# AIM
All of the material should be reproduced exactly, with pictures left out.

# SUPPLIED DATA
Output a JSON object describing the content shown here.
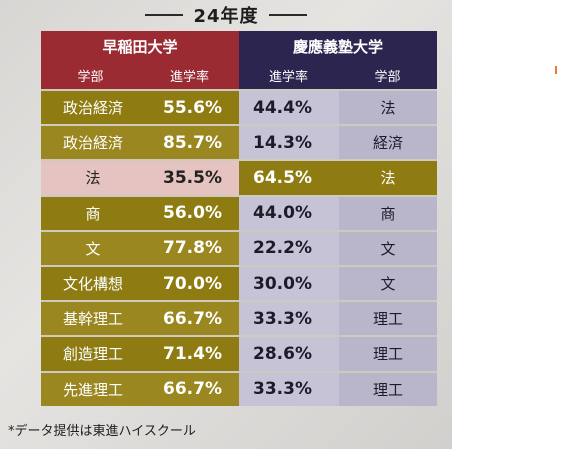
{
  "title": "24年度",
  "waseda": {
    "name": "早稲田大学",
    "col_faculty": "学部",
    "col_rate": "進学率"
  },
  "keio": {
    "name": "慶應義塾大学",
    "col_rate": "進学率",
    "col_faculty": "学部"
  },
  "rows": [
    {
      "w_faculty": "政治経済",
      "w_rate": "55.6%",
      "k_rate": "44.4%",
      "k_faculty": "法"
    },
    {
      "w_faculty": "政治経済",
      "w_rate": "85.7%",
      "k_rate": "14.3%",
      "k_faculty": "経済"
    },
    {
      "w_faculty": "法",
      "w_rate": "35.5%",
      "k_rate": "64.5%",
      "k_faculty": "法"
    },
    {
      "w_faculty": "商",
      "w_rate": "56.0%",
      "k_rate": "44.0%",
      "k_faculty": "商"
    },
    {
      "w_faculty": "文",
      "w_rate": "77.8%",
      "k_rate": "22.2%",
      "k_faculty": "文"
    },
    {
      "w_faculty": "文化構想",
      "w_rate": "70.0%",
      "k_rate": "30.0%",
      "k_faculty": "文"
    },
    {
      "w_faculty": "基幹理工",
      "w_rate": "66.7%",
      "k_rate": "33.3%",
      "k_faculty": "理工"
    },
    {
      "w_faculty": "創造理工",
      "w_rate": "71.4%",
      "k_rate": "28.6%",
      "k_faculty": "理工"
    },
    {
      "w_faculty": "先進理工",
      "w_rate": "66.7%",
      "k_rate": "33.3%",
      "k_faculty": "理工"
    }
  ],
  "footnote": "*データ提供は東進ハイスクール",
  "colors": {
    "waseda_header": "#9a2b32",
    "keio_header": "#2c2550",
    "waseda_higher": "#8e7c12",
    "keio_higher": "#8e7c12",
    "waseda_lower": "#e5c3c0",
    "keio_lower": "#c6c3d7"
  }
}
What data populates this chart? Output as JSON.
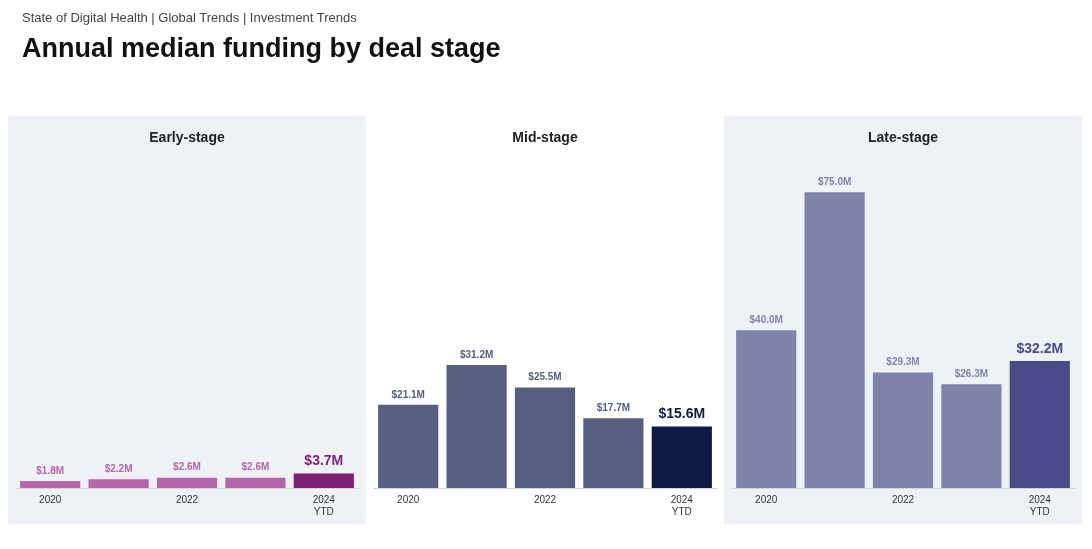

# EXERCISE RESULT
Output a JSON object describing the content shown here.
{
  "title": "24年度",
  "waseda": {
    "name": "早稲田大学",
    "col_faculty": "学部",
    "col_rate": "進学率"
  },
  "keio": {
    "name": "慶應義塾大学",
    "col_rate": "進学率",
    "col_faculty": "学部"
  },
  "rows": [
    {
      "w_faculty": "政治経済",
      "w_rate": "55.6%",
      "k_rate": "44.4%",
      "k_faculty": "法"
    },
    {
      "w_faculty": "政治経済",
      "w_rate": "85.7%",
      "k_rate": "14.3%",
      "k_faculty": "経済"
    },
    {
      "w_faculty": "法",
      "w_rate": "35.5%",
      "k_rate": "64.5%",
      "k_faculty": "法"
    },
    {
      "w_faculty": "商",
      "w_rate": "56.0%",
      "k_rate": "44.0%",
      "k_faculty": "商"
    },
    {
      "w_faculty": "文",
      "w_rate": "77.8%",
      "k_rate": "22.2%",
      "k_faculty": "文"
    },
    {
      "w_faculty": "文化構想",
      "w_rate": "70.0%",
      "k_rate": "30.0%",
      "k_faculty": "文"
    },
    {
      "w_faculty": "基幹理工",
      "w_rate": "66.7%",
      "k_rate": "33.3%",
      "k_faculty": "理工"
    },
    {
      "w_faculty": "創造理工",
      "w_rate": "71.4%",
      "k_rate": "28.6%",
      "k_faculty": "理工"
    },
    {
      "w_faculty": "先進理工",
      "w_rate": "66.7%",
      "k_rate": "33.3%",
      "k_faculty": "理工"
    }
  ],
  "footnote": "*データ提供は東進ハイスクール",
  "colors": {
    "waseda_header": "#9a2b32",
    "keio_header": "#2c2550",
    "waseda_higher": "#8e7c12",
    "keio_higher": "#8e7c12",
    "waseda_lower": "#e5c3c0",
    "keio_lower": "#c6c3d7"
  }
}
What data populates this chart? Output as JSON.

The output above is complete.